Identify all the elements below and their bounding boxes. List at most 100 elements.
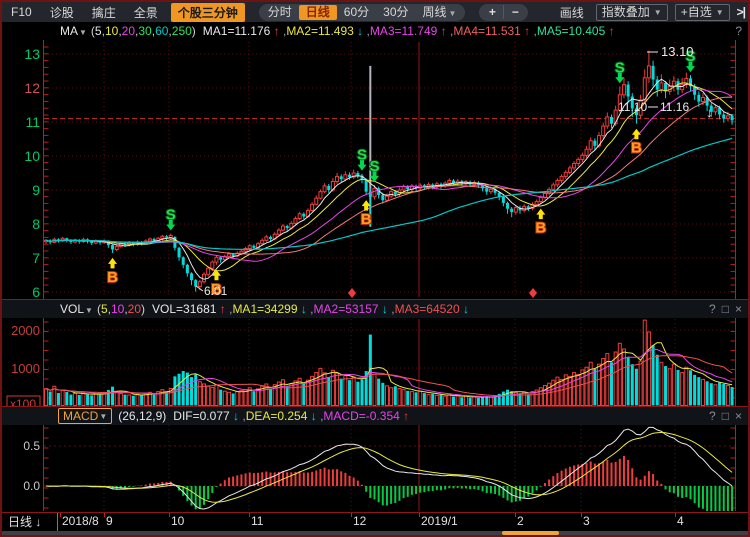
vol-panel-icons: ? □ × (709, 302, 742, 316)
price-callout: 11.16 (660, 100, 689, 114)
price-chart[interactable]: BSBSBSBSBS (45, 48, 734, 298)
menu-quanjing[interactable]: 全景 (125, 4, 167, 21)
ma-header: MA▼ (5,10,20,30,60,250) MA1=11.176 ↑ ,MA… (2, 22, 748, 40)
axis-tick (419, 513, 420, 517)
down-arrow-icon: ↓ (460, 302, 469, 316)
price-callout: 6.01 (204, 284, 228, 298)
indicator-value: DIF=0.077 (173, 409, 229, 423)
macd-dropdown[interactable]: MACD▼ (58, 408, 112, 424)
period-tabs: 分时日线60分30分周线▼ (259, 4, 466, 21)
toolbar: F10 诊股 擒庄 全景 个股三分钟 分时日线60分30分周线▼ + − 画线 … (2, 2, 748, 22)
axis-tick-label: 12 (353, 514, 366, 528)
sell-marker: S (357, 147, 367, 171)
chevron-down-icon: ▼ (449, 9, 457, 18)
svg-text:B: B (361, 211, 372, 228)
indicator-value: MA5=10.405 (537, 24, 605, 38)
help-icon[interactable]: ? (735, 24, 742, 38)
axis-tick (515, 513, 516, 517)
zoom-in-button[interactable]: + (481, 5, 503, 19)
indicator-value: VOL=31681 (152, 302, 216, 316)
vol-values: VOL=31681 ↑ ,MA1=34299 ↓ ,MA2=53157 ↓ ,M… (152, 302, 469, 316)
tab-分时[interactable]: 分时 (261, 5, 299, 20)
indicator-value: MA4=11.531 (453, 24, 521, 38)
up-arrow-icon: ↑ (437, 24, 446, 38)
period-selector[interactable]: 日线 ↓ (2, 513, 58, 531)
index-overlay-label: 指数叠加 (602, 5, 650, 20)
zoom-controls: + − (479, 4, 528, 21)
menu-qinzhuang[interactable]: 擒庄 (83, 4, 125, 21)
tab-日线[interactable]: 日线 (299, 5, 337, 20)
tab-30分[interactable]: 30分 (376, 5, 415, 20)
axis-tick-label: 2018/8 (62, 514, 99, 528)
price-axis-label: 11 (25, 114, 40, 130)
price-axis-label: 10 (24, 148, 40, 164)
macd-axis-label: 0.0 (23, 479, 40, 493)
axis-tick-label: 2 (517, 514, 524, 528)
close-icon[interactable]: × (735, 409, 742, 423)
collapse-panel-icon[interactable]: >| (737, 5, 745, 19)
macd-values: DIF=0.077 ↓ ,DEA=0.254 ↓ ,MACD=-0.354 ↑ (173, 409, 409, 423)
separator: , (363, 24, 370, 38)
price-axis-label: 6 (32, 284, 40, 300)
annotations: 13.106.0111.1011.16↓ (196, 44, 713, 298)
volume-chart[interactable] (45, 320, 734, 405)
macd-panel-icons: ? □ × (709, 409, 742, 423)
axis-tick (581, 513, 582, 517)
indicator-value: MA1=34299 (232, 302, 297, 316)
sell-marker: S (166, 207, 176, 231)
param-text: 20 (122, 24, 135, 38)
chevron-down-icon: ▼ (654, 5, 662, 20)
help-icon[interactable]: ? (709, 302, 716, 316)
macd-chart[interactable] (46, 427, 732, 511)
draw-line-button[interactable]: 画线 (560, 4, 584, 21)
param-text: ) (192, 24, 196, 38)
param-text: 60 (155, 24, 168, 38)
param-text: 20 (128, 302, 141, 316)
indicator-value: MA3=64520 (395, 302, 460, 316)
zoom-out-button[interactable]: − (503, 5, 526, 19)
help-icon[interactable]: ? (709, 409, 716, 423)
arrow-down-icon: ↓ (35, 515, 41, 529)
axis-tick (351, 513, 352, 517)
up-arrow-icon: ↑ (521, 24, 530, 38)
ma-dropdown[interactable]: MA▼ (60, 24, 87, 38)
vol-dropdown[interactable]: VOL▼ (60, 302, 93, 316)
svg-text:B: B (631, 140, 642, 157)
axis-tick (249, 513, 250, 517)
indicator-value: MA3=11.749 (370, 24, 438, 38)
indicator-value: MA1=11.176 (203, 24, 271, 38)
axis-tick-label: 3 (583, 514, 590, 528)
scrollbar-thumb[interactable] (502, 531, 559, 535)
chevron-down-icon: ▼ (79, 28, 87, 37)
buy-marker: B (107, 258, 118, 286)
tab-周线[interactable]: 周线▼ (416, 5, 464, 20)
toolbar-right: 画线 指数叠加 ▼ +自选 ▼ >| (560, 4, 748, 21)
param-text: ) (141, 302, 145, 316)
event-diamond-icon[interactable] (348, 288, 356, 298)
maximize-icon[interactable]: □ (722, 409, 729, 423)
axis-tick (104, 513, 105, 517)
chart-scrollbar[interactable] (2, 531, 748, 535)
axis-tick-label: 4 (677, 514, 684, 528)
macd-axis-label: 0.5 (23, 439, 40, 453)
add-watchlist-dropdown[interactable]: +自选 ▼ (675, 4, 730, 21)
chevron-down-icon: ▼ (85, 306, 93, 315)
vol-axis-label: 1000 (11, 361, 40, 376)
add-watchlist-label: +自选 (681, 5, 712, 20)
menu-f10[interactable]: F10 (2, 5, 41, 19)
menu-zhengu[interactable]: 诊股 (41, 4, 83, 21)
price-callout: 11.10 (618, 100, 647, 114)
maximize-icon[interactable]: □ (722, 302, 729, 316)
stock-3min-button[interactable]: 个股三分钟 (171, 3, 245, 22)
down-arrow-icon: ↓ (307, 409, 316, 423)
tab-60分[interactable]: 60分 (337, 5, 376, 20)
event-diamond-icon[interactable] (529, 288, 537, 298)
vol-header: VOL▼ (5,10,20) VOL=31681 ↑ ,MA1=34299 ↓ … (2, 299, 748, 318)
chart-canvas[interactable]: 13121110987620001000x1000.50.0BSBSBSBSBS… (0, 0, 750, 537)
close-icon[interactable]: × (735, 302, 742, 316)
param-text: 5 (95, 24, 102, 38)
index-overlay-dropdown[interactable]: 指数叠加 ▼ (596, 4, 668, 21)
indicator-value: MA2=53157 (314, 302, 379, 316)
indicator-value: MA2=11.493 (286, 24, 354, 38)
svg-text:B: B (535, 220, 546, 237)
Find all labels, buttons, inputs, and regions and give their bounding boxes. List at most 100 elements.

++++++++++++++++++++

### To be done
Convert the stretch of the entries above from the line containing "vol-panel-icons: ? □ × (709, 302, 742, 316)" through the line containing "down-arrow-icon: ↓ (460, 302, 469, 316)" into a Markdown table with the columns Row and Entry line. Number each row and leave out any blank lines.

### Exercise answer
| Row | Entry line |
|---|---|
| 1 | vol-panel-icons: ? □ × (709, 302, 742, 316) |
| 2 | price-callout: 11.16 (660, 100, 689, 114) |
| 3 | price-chart[interactable]: BSBSBSBSBS (45, 48, 734, 298) |
| 4 | menu-quanjing[interactable]: 全景 (125, 4, 167, 21) |
| 5 | ma-header: MA▼ (5,10,20,30,60,250) MA1=11.176 ↑ ,MA… (2, 22, 748, 40) |
| 6 | axis-tick (419, 513, 420, 517) |
| 7 | down-arrow-icon: ↓ (460, 302, 469, 316) |